### THE REQUEST
The records underneath are to be repeated exactly, with the pictures left out.
◇ ◇ ◇ ◇ ◇
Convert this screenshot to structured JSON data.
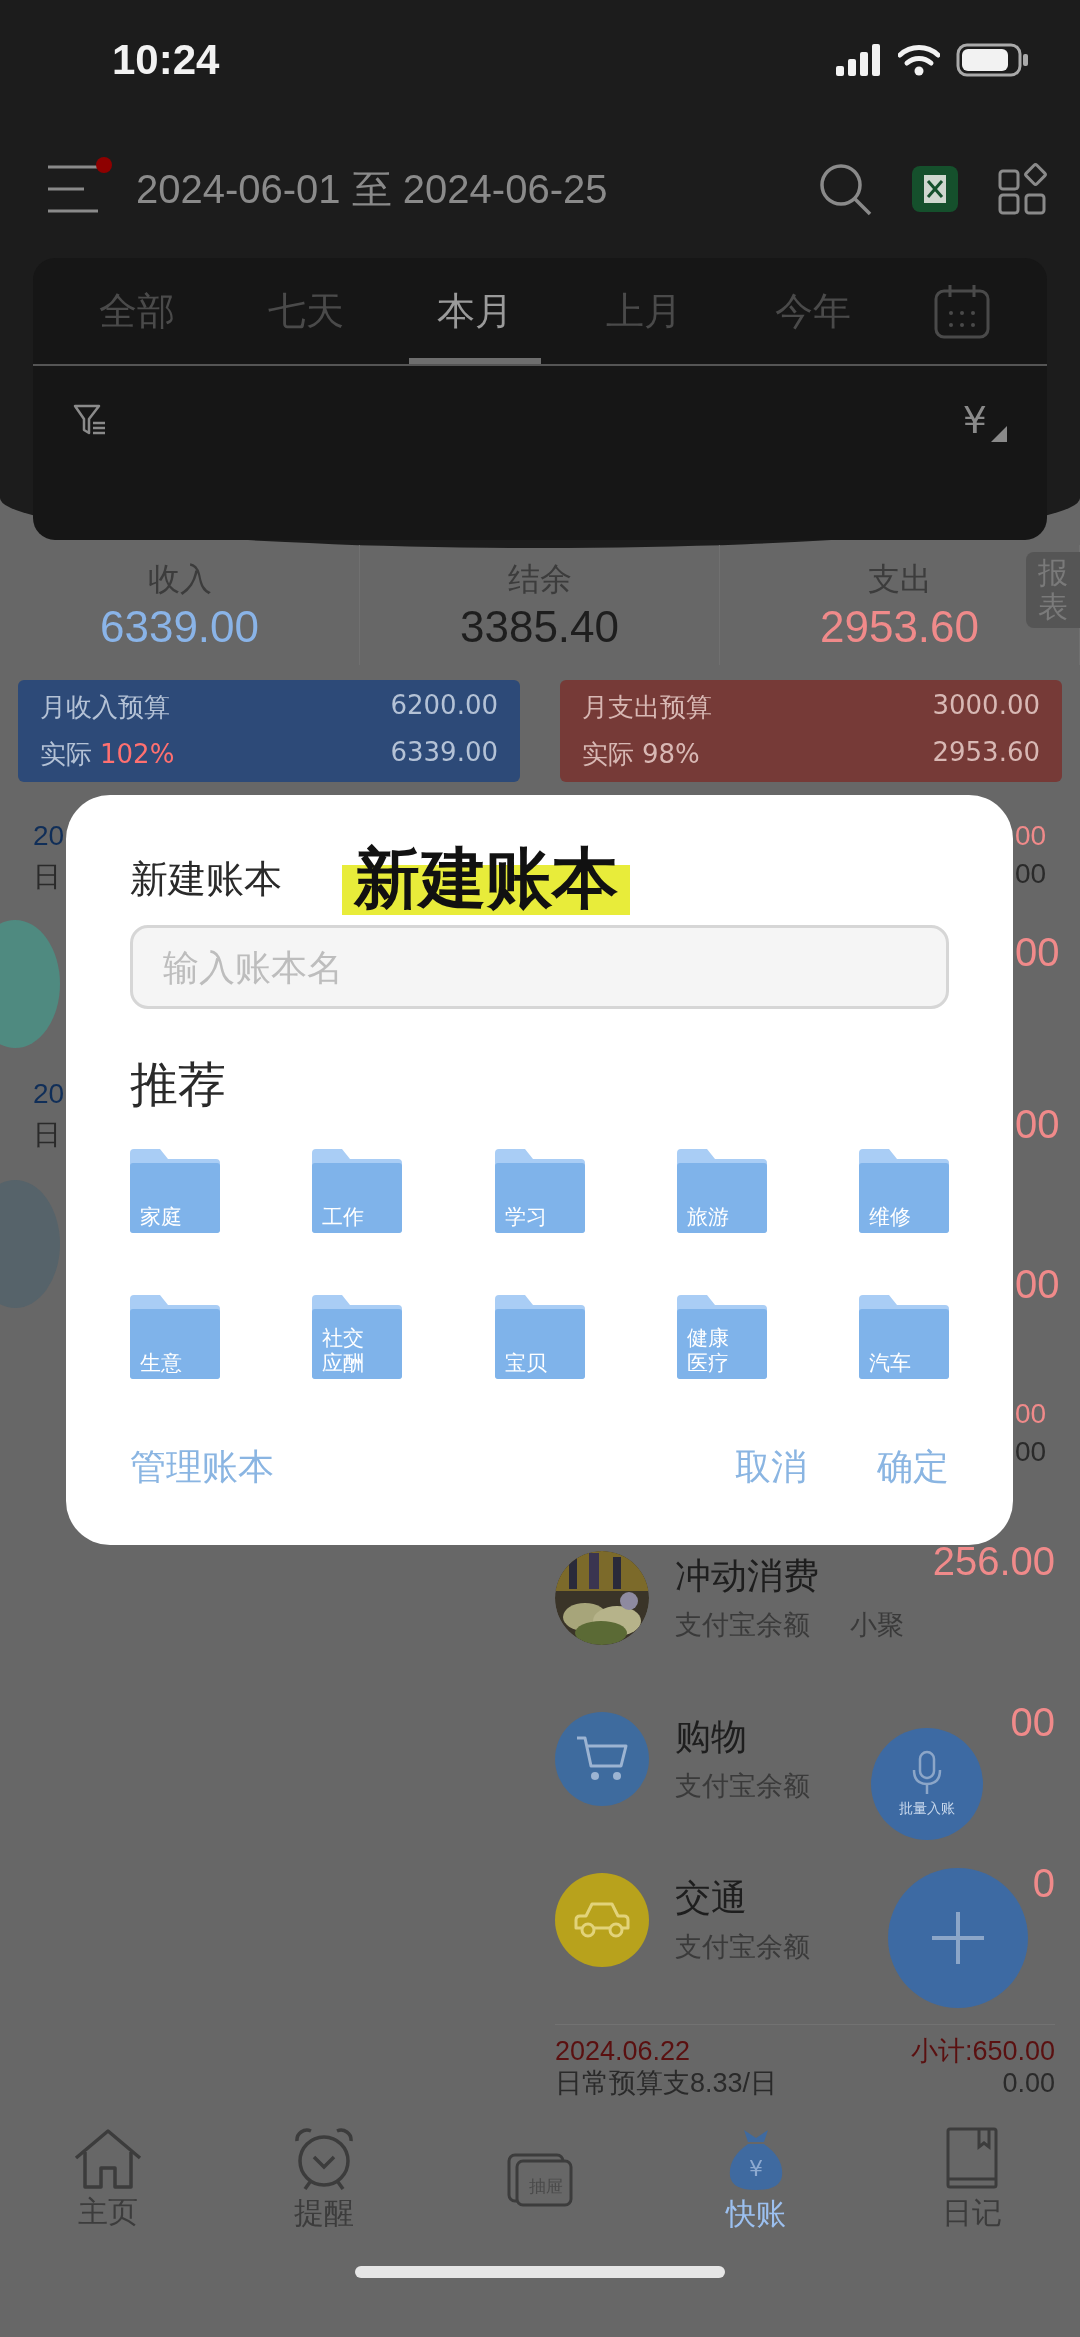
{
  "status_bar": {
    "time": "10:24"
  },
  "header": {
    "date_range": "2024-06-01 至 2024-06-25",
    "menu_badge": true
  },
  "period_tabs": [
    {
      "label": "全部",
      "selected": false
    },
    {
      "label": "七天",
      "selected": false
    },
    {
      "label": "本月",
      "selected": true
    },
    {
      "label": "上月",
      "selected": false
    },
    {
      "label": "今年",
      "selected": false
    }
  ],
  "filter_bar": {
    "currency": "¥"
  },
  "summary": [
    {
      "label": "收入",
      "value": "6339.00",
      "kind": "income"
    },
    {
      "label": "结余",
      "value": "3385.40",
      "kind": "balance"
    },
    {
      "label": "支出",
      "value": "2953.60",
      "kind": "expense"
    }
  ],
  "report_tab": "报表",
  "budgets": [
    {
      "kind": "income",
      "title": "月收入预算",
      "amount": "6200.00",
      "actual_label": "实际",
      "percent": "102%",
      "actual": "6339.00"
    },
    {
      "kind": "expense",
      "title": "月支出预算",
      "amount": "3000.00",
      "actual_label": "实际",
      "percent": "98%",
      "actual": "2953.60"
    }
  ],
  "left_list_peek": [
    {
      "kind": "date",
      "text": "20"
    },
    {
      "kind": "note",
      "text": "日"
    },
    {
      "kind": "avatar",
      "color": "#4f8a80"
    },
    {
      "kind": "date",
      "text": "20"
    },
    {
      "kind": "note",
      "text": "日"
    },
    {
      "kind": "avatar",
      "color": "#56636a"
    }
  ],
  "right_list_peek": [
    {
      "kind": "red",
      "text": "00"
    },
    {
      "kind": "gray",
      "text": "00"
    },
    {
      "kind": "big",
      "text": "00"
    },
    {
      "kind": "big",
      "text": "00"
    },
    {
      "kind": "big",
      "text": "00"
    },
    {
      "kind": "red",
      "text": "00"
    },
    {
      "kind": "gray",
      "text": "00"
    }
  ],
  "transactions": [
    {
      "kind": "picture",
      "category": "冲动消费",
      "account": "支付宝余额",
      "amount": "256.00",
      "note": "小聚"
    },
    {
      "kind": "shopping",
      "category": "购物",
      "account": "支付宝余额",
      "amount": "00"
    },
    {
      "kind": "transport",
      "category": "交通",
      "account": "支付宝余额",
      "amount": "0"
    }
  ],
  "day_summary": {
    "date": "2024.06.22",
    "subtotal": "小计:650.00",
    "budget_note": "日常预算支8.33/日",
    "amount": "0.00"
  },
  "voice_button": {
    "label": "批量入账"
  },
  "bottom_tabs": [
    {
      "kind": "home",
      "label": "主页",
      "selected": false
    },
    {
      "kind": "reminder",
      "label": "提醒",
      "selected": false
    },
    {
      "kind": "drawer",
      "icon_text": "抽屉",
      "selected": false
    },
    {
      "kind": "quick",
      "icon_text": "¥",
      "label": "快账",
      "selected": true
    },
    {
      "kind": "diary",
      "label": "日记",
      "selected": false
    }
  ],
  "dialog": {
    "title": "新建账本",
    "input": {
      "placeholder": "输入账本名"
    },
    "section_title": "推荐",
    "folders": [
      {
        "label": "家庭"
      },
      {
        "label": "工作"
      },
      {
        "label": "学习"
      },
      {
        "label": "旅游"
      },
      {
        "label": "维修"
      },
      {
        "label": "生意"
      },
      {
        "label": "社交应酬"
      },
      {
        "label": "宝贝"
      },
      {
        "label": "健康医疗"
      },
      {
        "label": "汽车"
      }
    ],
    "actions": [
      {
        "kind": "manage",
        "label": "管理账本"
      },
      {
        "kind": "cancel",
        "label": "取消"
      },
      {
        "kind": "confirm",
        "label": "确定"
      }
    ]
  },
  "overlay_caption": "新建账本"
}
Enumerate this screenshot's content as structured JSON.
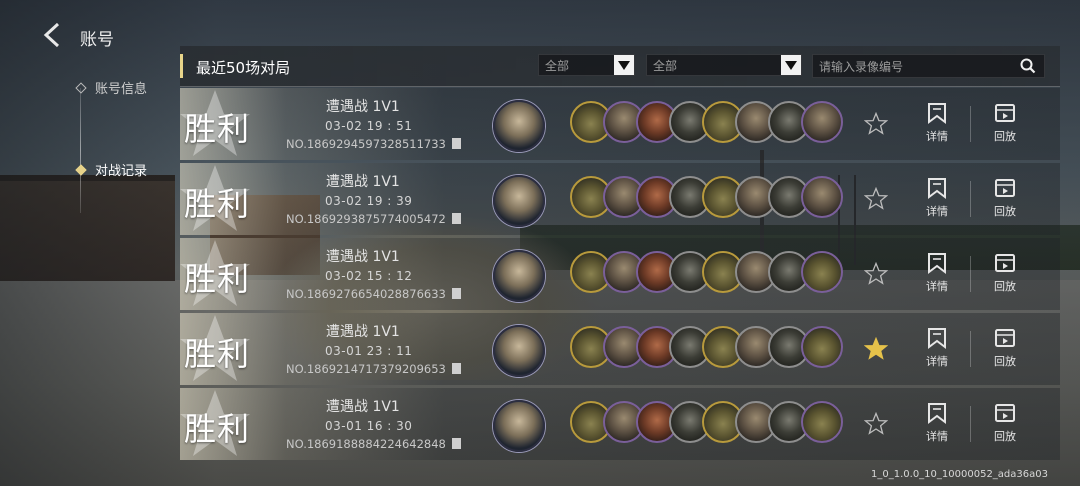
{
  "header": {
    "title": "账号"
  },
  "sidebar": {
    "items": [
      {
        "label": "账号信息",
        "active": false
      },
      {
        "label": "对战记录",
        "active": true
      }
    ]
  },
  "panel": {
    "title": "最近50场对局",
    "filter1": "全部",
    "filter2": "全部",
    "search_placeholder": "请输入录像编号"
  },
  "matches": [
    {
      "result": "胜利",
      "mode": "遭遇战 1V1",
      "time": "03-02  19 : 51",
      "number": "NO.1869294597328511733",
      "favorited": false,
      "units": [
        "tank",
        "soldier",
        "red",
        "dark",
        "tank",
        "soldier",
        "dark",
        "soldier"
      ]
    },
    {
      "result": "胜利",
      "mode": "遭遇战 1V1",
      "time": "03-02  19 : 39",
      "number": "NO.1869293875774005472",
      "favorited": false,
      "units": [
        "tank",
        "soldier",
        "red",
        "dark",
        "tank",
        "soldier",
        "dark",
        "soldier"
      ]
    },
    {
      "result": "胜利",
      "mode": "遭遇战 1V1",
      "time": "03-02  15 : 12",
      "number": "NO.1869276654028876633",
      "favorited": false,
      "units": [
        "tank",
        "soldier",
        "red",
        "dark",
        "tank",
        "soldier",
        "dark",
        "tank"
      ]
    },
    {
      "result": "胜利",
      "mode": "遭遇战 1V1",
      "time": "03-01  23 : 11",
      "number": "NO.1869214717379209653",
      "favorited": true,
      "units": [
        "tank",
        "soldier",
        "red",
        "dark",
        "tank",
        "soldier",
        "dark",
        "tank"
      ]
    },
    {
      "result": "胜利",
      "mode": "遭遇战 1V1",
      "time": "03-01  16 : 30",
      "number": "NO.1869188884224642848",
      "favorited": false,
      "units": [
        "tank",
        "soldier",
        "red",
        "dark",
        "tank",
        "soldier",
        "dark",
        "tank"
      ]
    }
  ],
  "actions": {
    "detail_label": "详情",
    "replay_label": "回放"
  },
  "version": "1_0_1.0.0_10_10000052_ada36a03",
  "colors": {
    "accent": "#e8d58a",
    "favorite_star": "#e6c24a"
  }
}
◇ ◇ ◇ ◇ ◇
### THE OUTPUT
Convert this screenshot to structured JSON data.
{
  "status_bar": {
    "time": "10:24"
  },
  "header": {
    "date_range": "2024-06-01 至 2024-06-25",
    "menu_badge": true
  },
  "period_tabs": [
    {
      "label": "全部",
      "selected": false
    },
    {
      "label": "七天",
      "selected": false
    },
    {
      "label": "本月",
      "selected": true
    },
    {
      "label": "上月",
      "selected": false
    },
    {
      "label": "今年",
      "selected": false
    }
  ],
  "filter_bar": {
    "currency": "¥"
  },
  "summary": [
    {
      "label": "收入",
      "value": "6339.00",
      "kind": "income"
    },
    {
      "label": "结余",
      "value": "3385.40",
      "kind": "balance"
    },
    {
      "label": "支出",
      "value": "2953.60",
      "kind": "expense"
    }
  ],
  "report_tab": "报表",
  "budgets": [
    {
      "kind": "income",
      "title": "月收入预算",
      "amount": "6200.00",
      "actual_label": "实际",
      "percent": "102%",
      "actual": "6339.00"
    },
    {
      "kind": "expense",
      "title": "月支出预算",
      "amount": "3000.00",
      "actual_label": "实际",
      "percent": "98%",
      "actual": "2953.60"
    }
  ],
  "left_list_peek": [
    {
      "kind": "date",
      "text": "20"
    },
    {
      "kind": "note",
      "text": "日"
    },
    {
      "kind": "avatar",
      "color": "#4f8a80"
    },
    {
      "kind": "date",
      "text": "20"
    },
    {
      "kind": "note",
      "text": "日"
    },
    {
      "kind": "avatar",
      "color": "#56636a"
    }
  ],
  "right_list_peek": [
    {
      "kind": "red",
      "text": "00"
    },
    {
      "kind": "gray",
      "text": "00"
    },
    {
      "kind": "big",
      "text": "00"
    },
    {
      "kind": "big",
      "text": "00"
    },
    {
      "kind": "big",
      "text": "00"
    },
    {
      "kind": "red",
      "text": "00"
    },
    {
      "kind": "gray",
      "text": "00"
    }
  ],
  "transactions": [
    {
      "kind": "picture",
      "category": "冲动消费",
      "account": "支付宝余额",
      "amount": "256.00",
      "note": "小聚"
    },
    {
      "kind": "shopping",
      "category": "购物",
      "account": "支付宝余额",
      "amount": "00"
    },
    {
      "kind": "transport",
      "category": "交通",
      "account": "支付宝余额",
      "amount": "0"
    }
  ],
  "day_summary": {
    "date": "2024.06.22",
    "subtotal": "小计:650.00",
    "budget_note": "日常预算支8.33/日",
    "amount": "0.00"
  },
  "voice_button": {
    "label": "批量入账"
  },
  "bottom_tabs": [
    {
      "kind": "home",
      "label": "主页",
      "selected": false
    },
    {
      "kind": "reminder",
      "label": "提醒",
      "selected": false
    },
    {
      "kind": "drawer",
      "icon_text": "抽屉",
      "selected": false
    },
    {
      "kind": "quick",
      "icon_text": "¥",
      "label": "快账",
      "selected": true
    },
    {
      "kind": "diary",
      "label": "日记",
      "selected": false
    }
  ],
  "dialog": {
    "title": "新建账本",
    "input": {
      "placeholder": "输入账本名"
    },
    "section_title": "推荐",
    "folders": [
      {
        "label": "家庭"
      },
      {
        "label": "工作"
      },
      {
        "label": "学习"
      },
      {
        "label": "旅游"
      },
      {
        "label": "维修"
      },
      {
        "label": "生意"
      },
      {
        "label": "社交应酬"
      },
      {
        "label": "宝贝"
      },
      {
        "label": "健康医疗"
      },
      {
        "label": "汽车"
      }
    ],
    "actions": [
      {
        "kind": "manage",
        "label": "管理账本"
      },
      {
        "kind": "cancel",
        "label": "取消"
      },
      {
        "kind": "confirm",
        "label": "确定"
      }
    ]
  },
  "overlay_caption": "新建账本"
}
Enumerate this screenshot's content as structured JSON.
{
  "header": {
    "title": "账号"
  },
  "sidebar": {
    "items": [
      {
        "label": "账号信息",
        "active": false
      },
      {
        "label": "对战记录",
        "active": true
      }
    ]
  },
  "panel": {
    "title": "最近50场对局",
    "filter1": "全部",
    "filter2": "全部",
    "search_placeholder": "请输入录像编号"
  },
  "matches": [
    {
      "result": "胜利",
      "mode": "遭遇战 1V1",
      "time": "03-02  19 : 51",
      "number": "NO.1869294597328511733",
      "favorited": false,
      "units": [
        "tank",
        "soldier",
        "red",
        "dark",
        "tank",
        "soldier",
        "dark",
        "soldier"
      ]
    },
    {
      "result": "胜利",
      "mode": "遭遇战 1V1",
      "time": "03-02  19 : 39",
      "number": "NO.1869293875774005472",
      "favorited": false,
      "units": [
        "tank",
        "soldier",
        "red",
        "dark",
        "tank",
        "soldier",
        "dark",
        "soldier"
      ]
    },
    {
      "result": "胜利",
      "mode": "遭遇战 1V1",
      "time": "03-02  15 : 12",
      "number": "NO.1869276654028876633",
      "favorited": false,
      "units": [
        "tank",
        "soldier",
        "red",
        "dark",
        "tank",
        "soldier",
        "dark",
        "tank"
      ]
    },
    {
      "result": "胜利",
      "mode": "遭遇战 1V1",
      "time": "03-01  23 : 11",
      "number": "NO.1869214717379209653",
      "favorited": true,
      "units": [
        "tank",
        "soldier",
        "red",
        "dark",
        "tank",
        "soldier",
        "dark",
        "tank"
      ]
    },
    {
      "result": "胜利",
      "mode": "遭遇战 1V1",
      "time": "03-01  16 : 30",
      "number": "NO.1869188884224642848",
      "favorited": false,
      "units": [
        "tank",
        "soldier",
        "red",
        "dark",
        "tank",
        "soldier",
        "dark",
        "tank"
      ]
    }
  ],
  "actions": {
    "detail_label": "详情",
    "replay_label": "回放"
  },
  "version": "1_0_1.0.0_10_10000052_ada36a03",
  "colors": {
    "accent": "#e8d58a",
    "favorite_star": "#e6c24a"
  }
}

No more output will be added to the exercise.